■ Information supplied

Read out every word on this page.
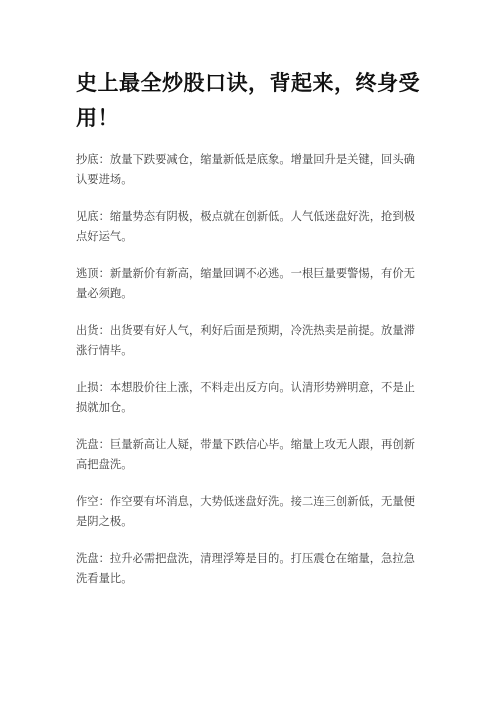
史上最全炒股口诀，背起来，终身受用！

抄底：放量下跌要减仓，缩量新低是底象。增量回升是关键，回头确认要进场。

见底：缩量势态有阴极，极点就在创新低。人气低迷盘好洗，抢到极点好运气。

逃顶：新量新价有新高，缩量回调不必逃。一根巨量要警惕，有价无量必须跑。

出货：出货要有好人气，利好后面是预期，冷洗热卖是前提。放量滞涨行情毕。

止损：本想股价往上涨，不料走出反方向。认清形势辨明意，不是止损就加仓。

洗盘：巨量新高让人疑，带量下跌信心毕。缩量上攻无人跟，再创新高把盘洗。

作空：作空要有坏消息，大势低迷盘好洗。接二连三创新低，无量便是阴之极。

洗盘：拉升必需把盘洗，清理浮筹是目的。打压震仓在缩量，急拉急洗看量比。
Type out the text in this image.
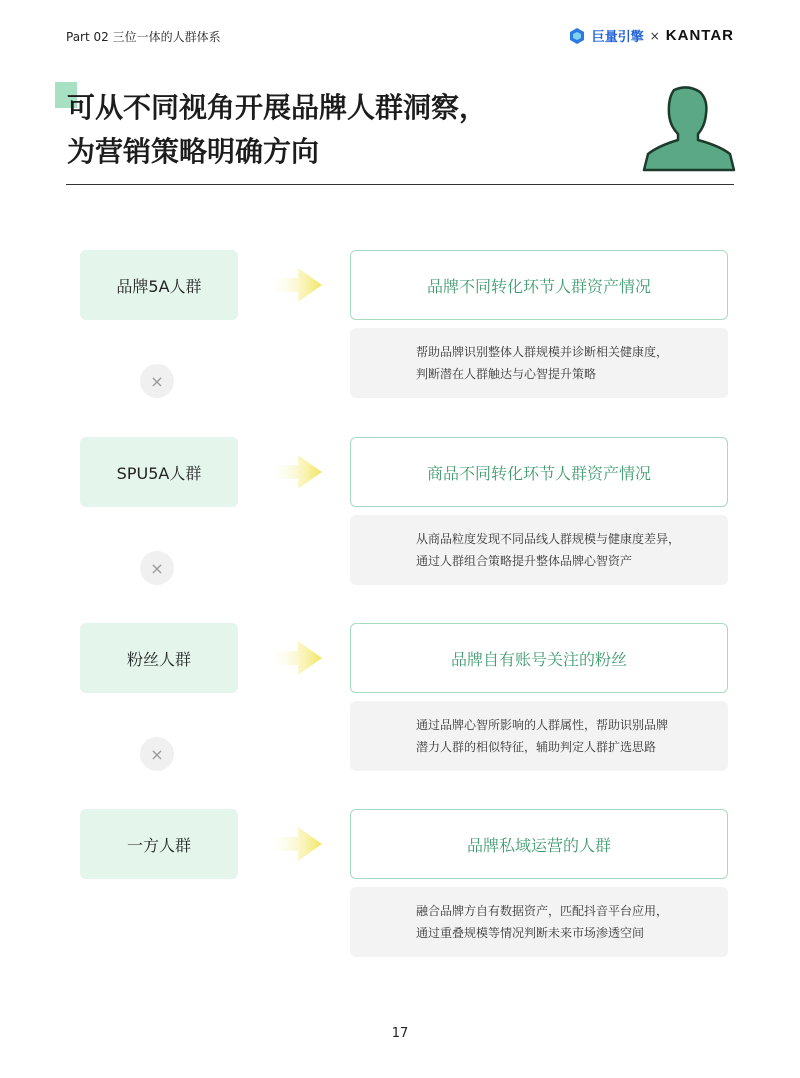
Part 02 三位一体的人群体系	巨量引擎 × KANTAR
可从不同视角开展品牌人群洞察，
为营销策略明确方向
品牌5A人群	品牌不同转化环节人群资产情况
帮助品牌识别整体人群规模并诊断相关健康度，
判断潜在人群触达与心智提升策略
×
SPU5A人群	商品不同转化环节人群资产情况
从商品粒度发现不同品线人群规模与健康度差异，
通过人群组合策略提升整体品牌心智资产
×
粉丝人群	品牌自有账号关注的粉丝
通过品牌心智所影响的人群属性，帮助识别品牌
潜力人群的相似特征，辅助判定人群扩选思路
×
一方人群	品牌私域运营的人群
融合品牌方自有数据资产，匹配抖音平台应用，
通过重叠规模等情况判断未来市场渗透空间
17
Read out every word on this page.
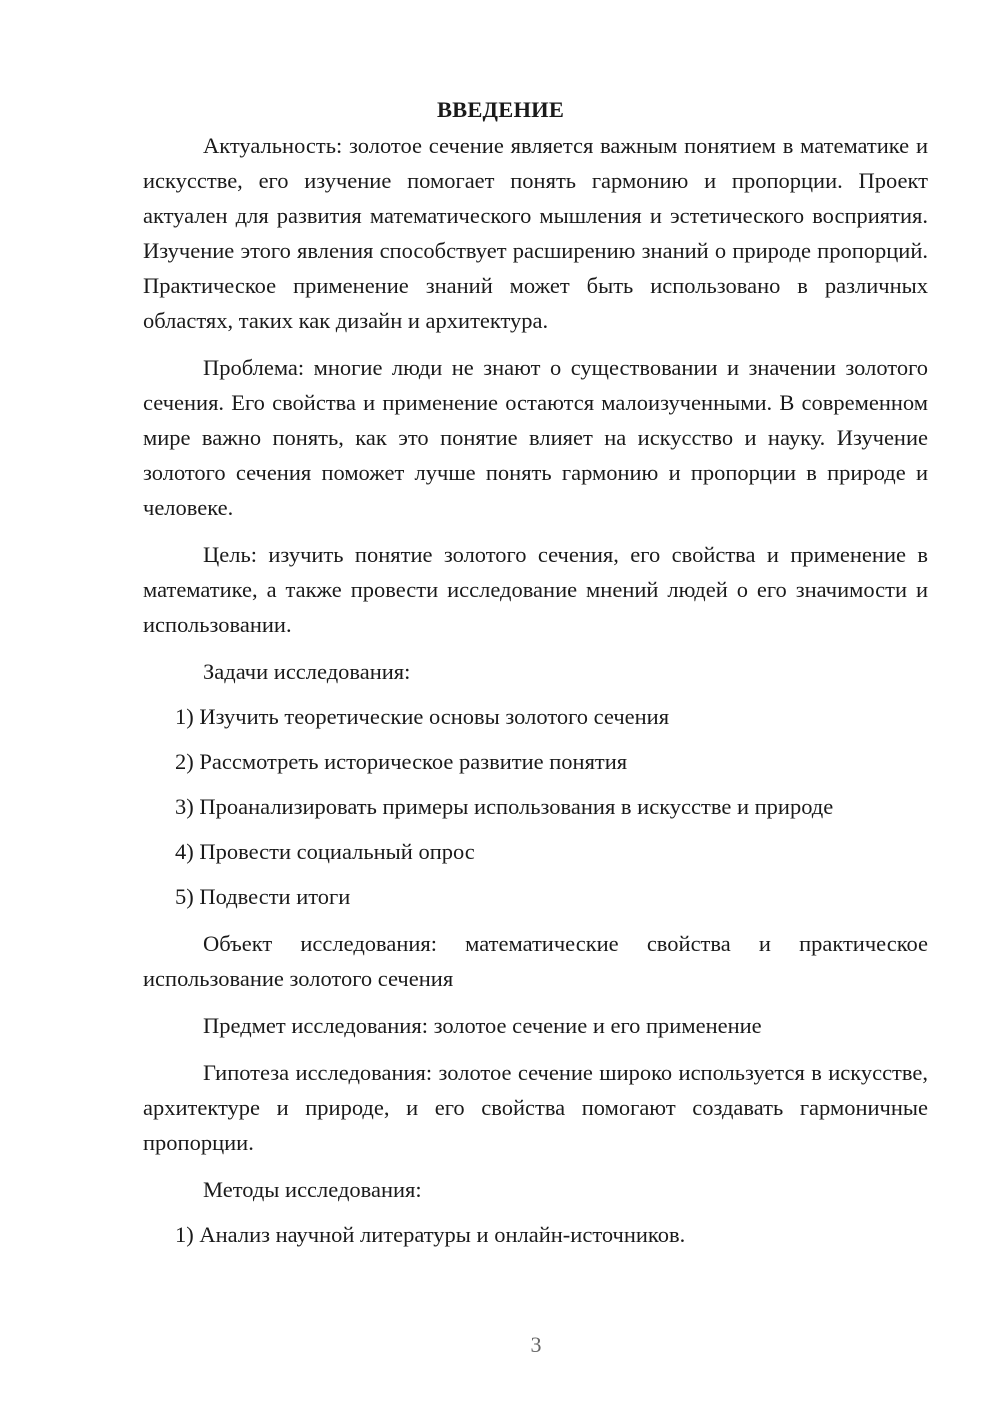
ВВЕДЕНИЕ

Актуальность: золотое сечение является важным понятием в математике и искусстве, его изучение помогает понять гармонию и пропорции. Проект актуален для развития математического мышления и эстетического восприятия. Изучение этого явления способствует расширению знаний о природе пропорций. Практическое применение знаний может быть использовано в различных областях, таких как дизайн и архитектура.

Проблема: многие люди не знают о существовании и значении золотого сечения. Его свойства и применение остаются малоизученными. В современном мире важно понять, как это понятие влияет на искусство и науку. Изучение золотого сечения поможет лучше понять гармонию и пропорции в природе и человеке.

Цель: изучить понятие золотого сечения, его свойства и применение в математике, а также провести исследование мнений людей о его значимости и использовании.

Задачи исследования:

1) Изучить теоретические основы золотого сечения

2) Рассмотреть историческое развитие понятия

3) Проанализировать примеры использования в искусстве и природе

4) Провести социальный опрос

5) Подвести итоги

Объект исследования: математические свойства и практическое использование золотого сечения

Предмет исследования: золотое сечение и его применение

Гипотеза исследования: золотое сечение широко используется в искусстве, архитектуре и природе, и его свойства помогают создавать гармоничные пропорции.

Методы исследования:

1) Анализ научной литературы и онлайн-источников.

3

■ Task objective
Go through the entries above and copy every line containing "гармонию".

■ Correct answer
Актуальность: золотое сечение является важным понятием в математике и искусстве, его изучение помогает понять гармонию и пропорции. Проект актуален для развития математического мышления и эстетического восприятия. Изучение этого явления способствует расширению знаний о природе пропорций. Практическое применение знаний может быть использовано в различных областях, таких как дизайн и архитектура.
Проблема: многие люди не знают о существовании и значении золотого сечения. Его свойства и применение остаются малоизученными. В современном мире важно понять, как это понятие влияет на искусство и науку. Изучение золотого сечения поможет лучше понять гармонию и пропорции в природе и человеке.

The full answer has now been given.